Dataset entries
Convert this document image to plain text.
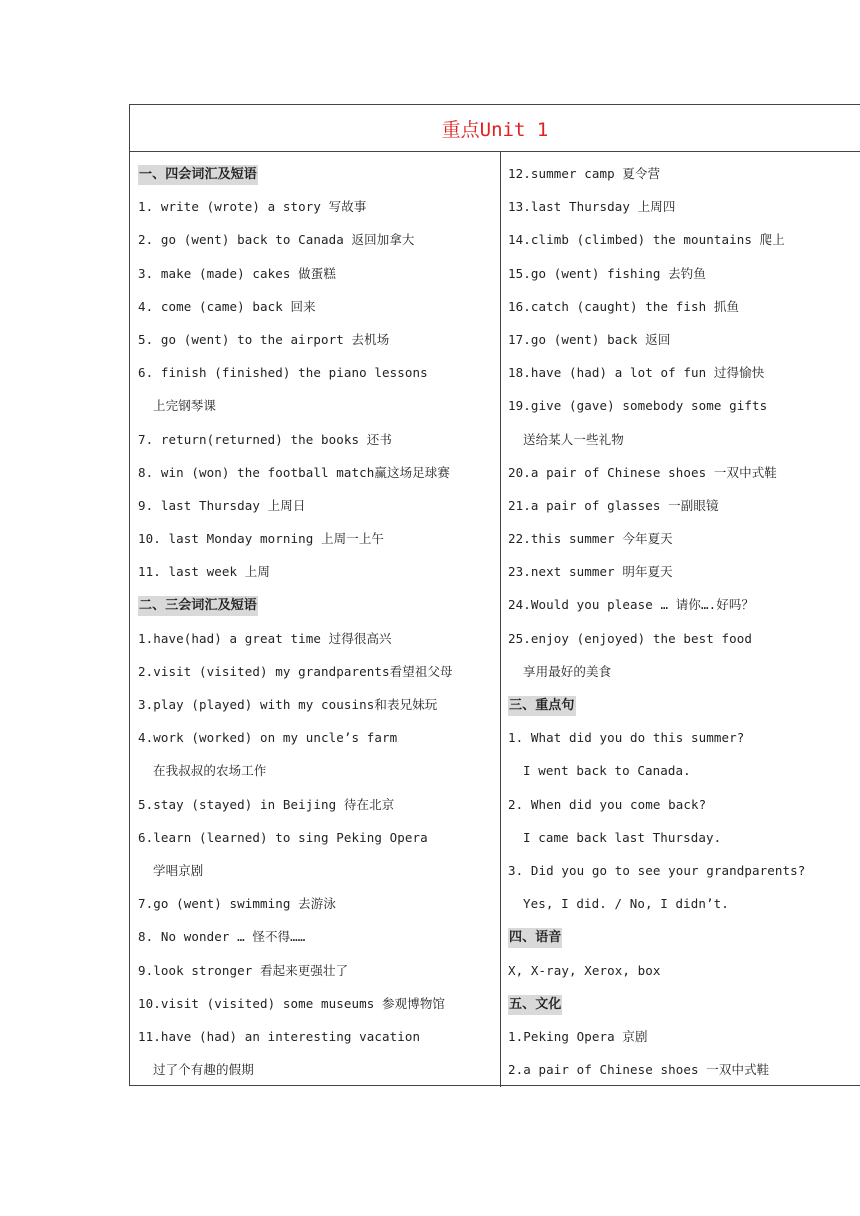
重点Unit 1
一、四会词汇及短语
1. write (wrote) a story 写故事
2. go (went) back to Canada 返回加拿大
3. make (made) cakes 做蛋糕
4. come (came) back 回来
5. go (went) to the airport 去机场
6. finish (finished) the piano lessons
上完钢琴课
7. return(returned) the books 还书
8. win (won) the football match赢这场足球赛
9. last Thursday 上周日
10. last Monday morning 上周一上午
11. last week 上周
二、三会词汇及短语
1.have(had) a great time 过得很高兴
2.visit (visited) my grandparents看望祖父母
3.play (played) with my cousins和表兄妹玩
4.work (worked) on my uncle’s farm
在我叔叔的农场工作
5.stay (stayed) in Beijing 待在北京
6.learn (learned) to sing Peking Opera
学唱京剧
7.go (went) swimming 去游泳
8. No wonder … 怪不得……
9.look stronger 看起来更强壮了
10.visit (visited) some museums 参观博物馆
11.have (had) an interesting vacation
过了个有趣的假期
12.summer camp 夏令营
13.last Thursday 上周四
14.climb (climbed) the mountains 爬上
15.go (went) fishing 去钓鱼
16.catch (caught) the fish 抓鱼
17.go (went) back 返回
18.have (had) a lot of fun 过得愉快
19.give (gave) somebody some gifts
送给某人一些礼物
20.a pair of Chinese shoes 一双中式鞋
21.a pair of glasses 一副眼镜
22.this summer 今年夏天
23.next summer 明年夏天
24.Would you please … 请你….好吗？
25.enjoy (enjoyed) the best food
享用最好的美食
三、重点句
1. What did you do this summer?
I went back to Canada.
2. When did you come back?
I came back last Thursday.
3. Did you go to see your grandparents?
Yes, I did. / No, I didn’t.
四、语音
X, X-ray, Xerox, box
五、文化
1.Peking Opera 京剧
2.a pair of Chinese shoes 一双中式鞋
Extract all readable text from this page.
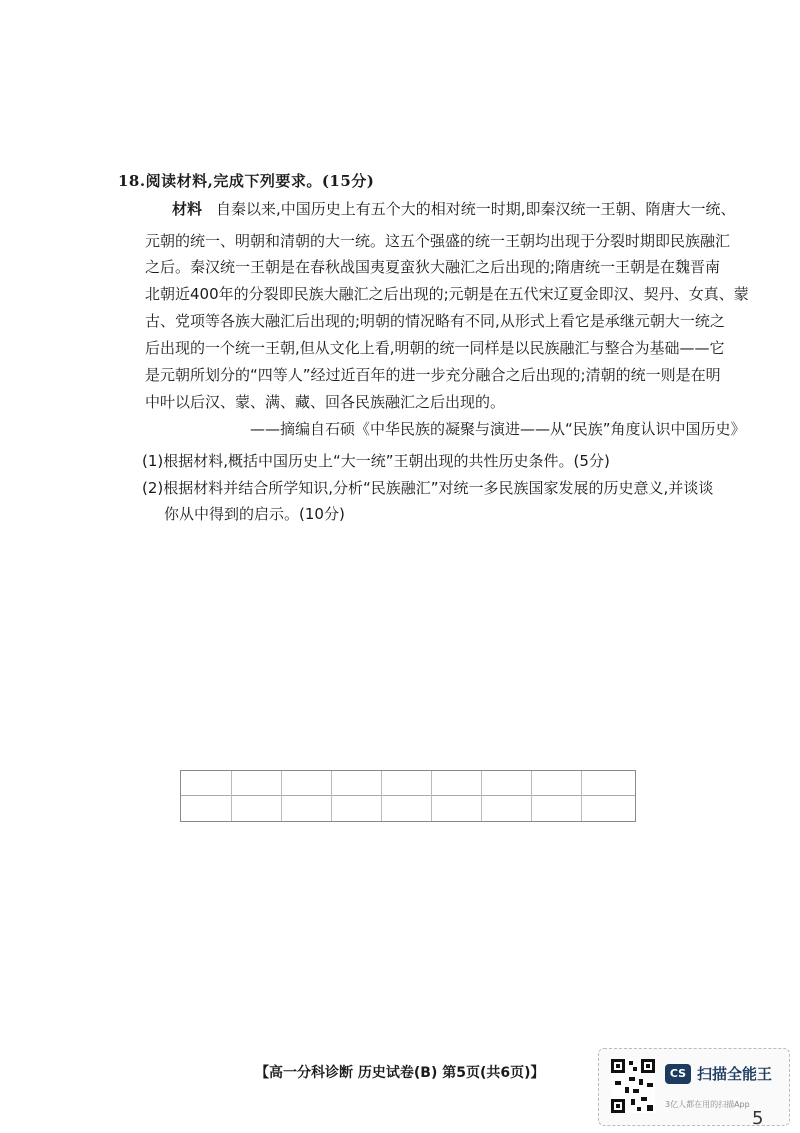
18.阅读材料,完成下列要求。(15分)
材料 自秦以来,中国历史上有五个大的相对统一时期,即秦汉统一王朝、隋唐大一统、
元朝的统一、明朝和清朝的大一统。这五个强盛的统一王朝均出现于分裂时期即民族融汇
之后。秦汉统一王朝是在春秋战国夷夏蛮狄大融汇之后出现的;隋唐统一王朝是在魏晋南
北朝近400年的分裂即民族大融汇之后出现的;元朝是在五代宋辽夏金即汉、契丹、女真、蒙
古、党项等各族大融汇后出现的;明朝的情况略有不同,从形式上看它是承继元朝大一统之
后出现的一个统一王朝,但从文化上看,明朝的统一同样是以民族融汇与整合为基础——它
是元朝所划分的“四等人”经过近百年的进一步充分融合之后出现的;清朝的统一则是在明
中叶以后汉、蒙、满、藏、回各民族融汇之后出现的。
——摘编自石硕《中华民族的凝聚与演进——从“民族”角度认识中国历史》
(1)根据材料,概括中国历史上“大一统”王朝出现的共性历史条件。(5分)
(2)根据材料并结合所学知识,分析“民族融汇”对统一多民族国家发展的历史意义,并谈谈
你从中得到的启示。(10分)
【高一分科诊断 历史试卷(B) 第5页(共6页)】	CS 扫描全能王
3亿人都在用的扫描App
5
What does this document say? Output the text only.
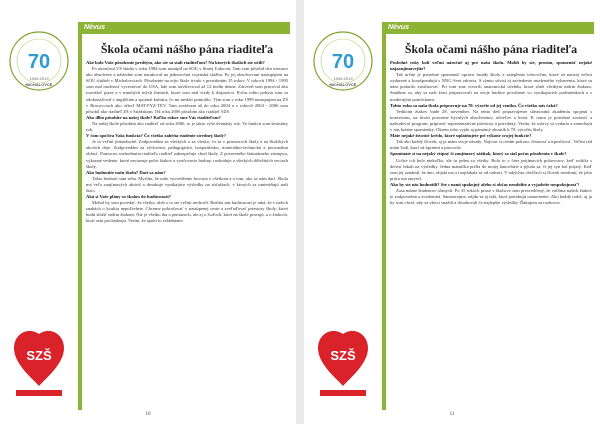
70
1949-2019
MICHALOVCE
SZŠ
Névus
Škola očami nášho pána riaditeľa
Aké bolo Vaše pôsobenie predtým, ako ste sa stali riaditeľom? Na ktorých školách ste učili?
Po ukončení VŠ štúdia v roku 1984 som nastúpil na SOU v Starej Ľubovni. Tam som pôsobil dva mesiace ako absolvent a následne som narukoval na jednoročnú vojenskú službu. Po jej absolvovaní nastupujem na SOU služieb v Michalovciach. Pôsobenie na tejto škole trvalo s prerušením 15 rokov. V rokoch 1994 - 1995 som mal možnosť vycestovať do USA, kde som navštevoval až 12 hodín denne. Zároveň som pracoval ako rozvážač pizze a v mnohých iných firmách, ktoré som mal vtedy k dispozícii. Počas tohto pobytu som sa zdokonaľoval v angličtine a spoznal kultúru, čo mi neskôr pomohlo. Tým som v roku 1999 nastupujem na ZŠ v Bracovciach ako učiteľ MAT-FYZ-TEV. Tam zostávam až do roku 2004 a v rokoch 2004 - 2006 som pôsobil ako riaditeľ ZŠ v Strážskom. Od roku 2006 pôsobím ako riaditeľ SZŠ.
Ako dlho pôsobíte na našej škole? Koľko rokov sme Vás riaditeľom?
Na našej škole pôsobím ako riaditeľ od roku 2006, to je takto vyše dvanásty rok. Vo funkcii som šestnásty rok.
V čom spočíva Vaša funkcia? Čo všetko zahŕňa riadenie strednej školy?
Je to veľmi jednoduché. Zodpovedám za všetkých a za všetko, čo sa v priestoroch školy a na školských akciách deje. Zodpovedám za výchovnú, pedagogickú, hospodársku, materiálno-technickú a personálnu oblasť. Pomocou rozhodnutia riaditeľa riaditeľ zabezpečuje chod školy. Z povereného štatutárneho zástupcu, výkonné vedenie, ktoré zaviazuje počet žiakov a vyučovacie hodiny, rozhoduje o všetkých dôležitých veciach školy.
Ako hodnotíte našu školu? Darí sa nám?
Takto hodnotí sám seba. Myslím, že naše vysvedčenie hovoria o všetkom a o tom, ako sa nám darí. Škola má veľa zaujímavých aktivít a dosahuje vynikajúce výsledky na súťažiach, v ktorých sa umiestňujú naši žiaci.
Aká si Vaše plány so školou do budúcnosti?
Mohol by som povedať, že všetko, aleb o to ste veľmi nechceli. Realita nás budúcnosti je taká, že v našich snahách o kvalitu nepoľavíme. Chceme pokračovať v nastúpenej ceste a zveľaďovať priestory školy, ktoré budú slúžiť našim žiakom. Nie je všetko iba o peniazoch, ale aj o ľuďoch, ktorí na škole pracujú, a o žiakoch, ktorí sem prichádzajú. Verím, že spolu to zvládneme.
10
70
1949-2019
MICHALOVCE
SZŠ
Névus
Škola očami nášho pána riaditeľa
Posledné roky boli veľmi náročné aj pre našu školu. Mohli by ste, prosím, spomenúť nejaké najzaujímavejšie?
Tak určite je potrebné spomenúť opravu fasády školy a zateplenie telocvične, ktoré sú naozaj veľmi vydarené a korešpondujú s NNG Svet zdravia. S týmto súvisí aj zaviedenie moderného vybavenia, ktoré sa nám podarilo zrealizovať. Pri tom sme otvorili anatomickú učebňu, ktorá slúži všetkým našim žiakom. Snažíme sa, aby sa naši žiaci pripravovali na svoje budúce povolanie vo vynikajúcich podmienkach a s modernými pomôckami.
Tohto roku sa naša škola pripravuje na 70. výročie od jej vzniku. Čo všetko nás čaká?
Vedúcim žiakov bude 28. november. Na tento deň pripravujeme slávnostnú akadémiu spojenú s koncertom, na ktorú pozveme bývalých absolventov, učiteľov a hostí. K tomu je potrebné zostaviť a naštudovať program, pripraviť reprezentatívne priestory a pozvánky. Verím, že oslavy sa vydaria a zanechajú v nás krásne spomienky. Okrem toho vyjde aj pamätný zborník k 70. výročiu školy.
Máte nejaké životné krédo, ktoré uplatňujete pri výkone svojej funkcie?
Tak ako každý človek, aj ja mám svoje zásady. Najviac si cením pokoru, čestnosť a trpezlivosť. Veľmi rád mám ľudí, ktorí sú úprimní a pracovití.
Spomínate si na nejaký vtipný či zaujímavý zážitok, ktorý sa stal počas pôsobenia v škole?
Určite ich bolo niekoľko, ale tu jeden za všetky. Bolo to v čase prijímacích pohovorov, keď rodičia s deťmi čakali na výsledky. Jedna mamička prišla do mojej kancelárie a pýtala sa, či jej syn bol prijatý. Keď som jej oznámil, že áno, objala ma a rozplakala sa od radosti. V takýchto chvíľach si človek uvedomí, že jeho práca má zmysel.
Ako by ste nás hodnotili? Ste s nami spokojný alebo si občas neodolíte a vyjadríte nespokojnosť?
Zasa máme študentov rôznych. Po 35 rokoch praxe v školstve som presvedčený, že väčšina našich žiakov je zodpovedná a svedomitá. Samozrejme, nájdu sa aj takí, ktorí potrebujú usmernenie. Ako každý rodič, aj ja by som chcel, aby sa všetci snažili a dosahovali čo najlepšie výsledky. Ďakujem za rozhovor.
11
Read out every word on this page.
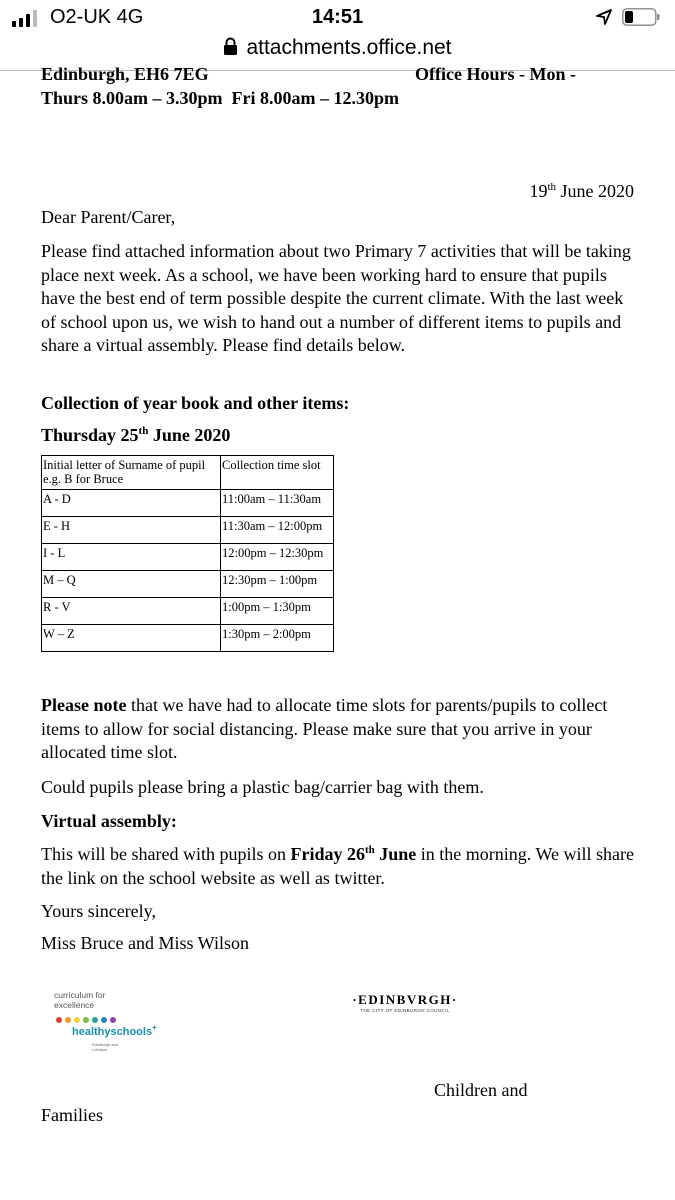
O2-UK 4G	14:51
attachments.office.net
Edinburgh, EH6 7EG	Office Hours - Mon -
Thurs 8.00am – 3.30pm  Fri 8.00am – 12.30pm
19th June 2020

Dear Parent/Carer,

Please find attached information about two Primary 7 activities that will be taking place next week. As a school, we have been working hard to ensure that pupils have the best end of term possible despite the current climate. With the last week of school upon us, we wish to hand out a number of different items to pupils and share a virtual assembly. Please find details below.

Collection of year book and other items:

Thursday 25th June 2020

Initial letter of Surname of pupil e.g. B for Bruce	Collection time slot
A - D	11:00am – 11:30am
E - H	11:30am – 12:00pm
I - L	12:00pm – 12:30pm
M – Q	12:30pm – 1:00pm
R - V	1:00pm – 1:30pm
W – Z	1:30pm – 2:00pm

Please note that we have had to allocate time slots for parents/pupils to collect items to allow for social distancing. Please make sure that you arrive in your allocated time slot.

Could pupils please bring a plastic bag/carrier bag with them.

Virtual assembly:

This will be shared with pupils on Friday 26th June in the morning. We will share the link on the school website as well as twitter.

Yours sincerely,

Miss Bruce and Miss Wilson

curriculum for excellence
healthyschools+
Edinburgh and Lothians
·EDINBVRGH·
THE CITY OF EDINBURGH COUNCIL
Children and
Families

**WHAT YOU SHOULD DO**. Return every line containing "make".

**SOLUTION FOR THIS TASK**.
3. make (made) cakes 做蛋糕
Please note that we have had to allocate time slots for parents/pupils to collect items to allow for social distancing. Please make sure that you arrive in your allocated time slot.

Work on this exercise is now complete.